• [What this exercise asks]
a – Update the interview by rewriting it from "Question: Talking about" up to and including "happen to them.", with "American partners" replaced by "US partners".
b – Answer these questions about the interview.
(i) According to the first question, how long has it been since the Declaration on Strategic Partnership between Russia and India was signed?
(ii) Whose instruments does Putin name as the ones that, above all, must be adapted and improved?
(iii) Which country's weapons of mass destruction does Putin name as a spot that gives cause for concern?

──────── Passage given

Question: It is two years since the signing of the Declaration on Strategic Partnership between Russia and India. How do you assess the progress in implementing that document?
Vladimir Putin: There is always room for improvement, but the main thing in my opinion is the very high level of trust between the two countries. We have laid down strategic guidelines for our interaction. And we are developing our relations on their basis at a very rapid pace. In that sense we are of course satisfied with the way our agreements are being implemented.
Question: The Declaration on Strategic Partnership was seen as an important part of the efforts to create a multi-polar world and as an important element in making international relations more democratic. Do you believe that the document has fulfilled that role?
Vladimir Putin: The theme of building a future international security structure took on added relevance after the world ceased to be bi-polar, after the confrontation of the two hostile systems came to an end.
After several years during which everybody thought that the former fears were behind us, there emerged a sense that the world had entered an era of absolutely harmonious development. But, as it turned out, new threats have appeared, new dangers, which in their scale and destructive potential can be just as big as the former threats.
Although the world has changed dramatically, former instruments of resolving disputes cannot just be used, they must be adapted to the present-day conditions and must be improved. I mean above all the instruments of the United Nations. We have very similar positions on that with India. We both support improving the mechanisms of the UN and a constant strengthening of that organisation as a universal structure for the maintenance of peace in the world.
It is there that the principles of a multi-polar world order should manifest themselves above all. The improvement of the international and legal basis for the maintenance of peace consists in the strengthening of the UN mechanisms. I think it would be an unpardonably gross error if we followed a different path, the development of the world in an unpredictable mode, without any rules and without the coordination of the positions of all the countries interested in the maintenance of international peace.
Question: Talking about a uni-polar and multi-polar world, I would like to ask you the following question. Don’t you think that the actions of the United States against Iraq, at least Washington’s declared position and policy with regard to Iraq, show a wish to establish a uni-polar world, a one-side-decides-for-all trend? It differs strikingly from the policy pursued by the Russian leadership….
Vladimir Putin: As regards Iraq, we agree with our American partners and we share their position that it is necessary to ascertain that Iraq is not producing and does not possess weapons of mass destruction. But we believe that other spots in the world that may pose a certain danger should not be forgotten. One spot that gives cause for concern is of course Pakistan’s weapons of mass destruction. We must have a clear idea where they are, what their status is and what will happen to them.
And there are other regions of the world that worry us just as much as Iraq does. But I would not demonise the United States’ position with regard to Iraq. We have no right to forget what has prompted the US leadership, President Bush, to take such a tough line. It happened after the barbaric terrorist attacks in Washington and New York on September 11, 2001. In general, I personally share the mood of the American President.
At the same time our position has always been that such issues should be handled by the UN Security Council, and that it alone should take the corresponding decisions.

────────────────
──────── Material provided

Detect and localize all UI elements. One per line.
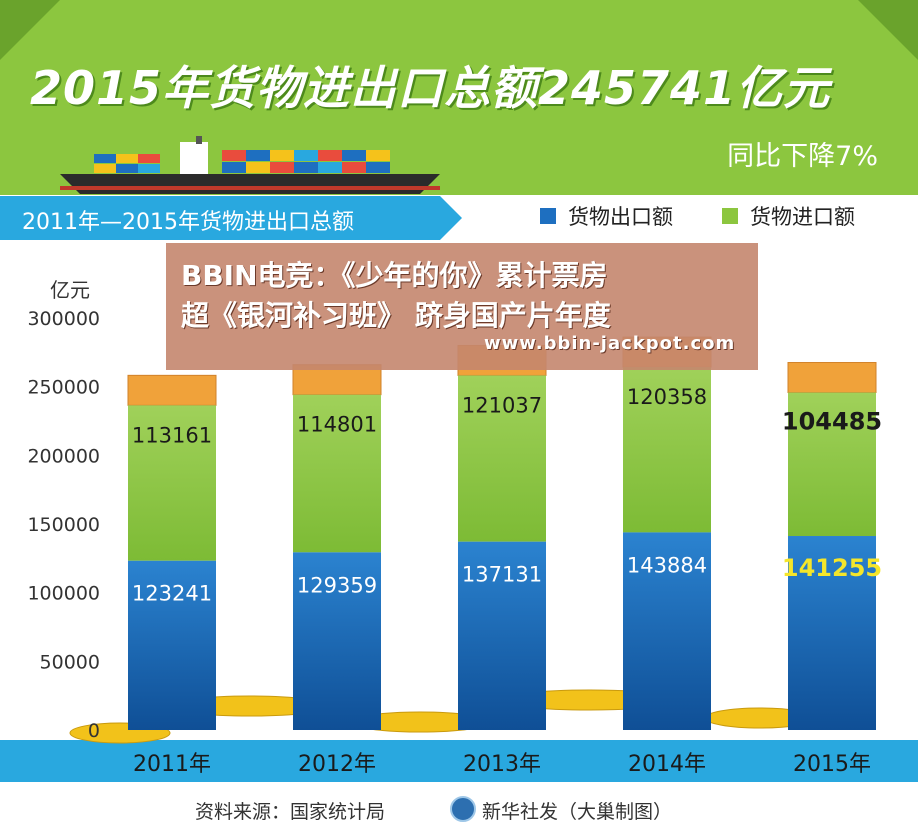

────────────────

• [Solutions to the tasks]
a –
Question: Talking about a uni-polar and multi-polar world, I would like to ask you the following question. Don’t you think that the actions of the United States against Iraq, at least Washington’s declared position and policy with regard to Iraq, show a wish to establish a uni-polar world, a one-side-decides-for-all trend? It differs strikingly from the policy pursued by the Russian leadership….
Vladimir Putin: As regards Iraq, we agree with our US partners and we share their position that it is necessary to ascertain that Iraq is not producing and does not possess weapons of mass destruction. But we believe that other spots in the world that may pose a certain danger should not be forgotten. One spot that gives cause for concern is of course Pakistan’s weapons of mass destruction. We must have a clear idea where they are, what their status is and what will happen to them.

b –
(i) Two years.
(ii) The instruments of the United Nations.
(iii) Pakistan's.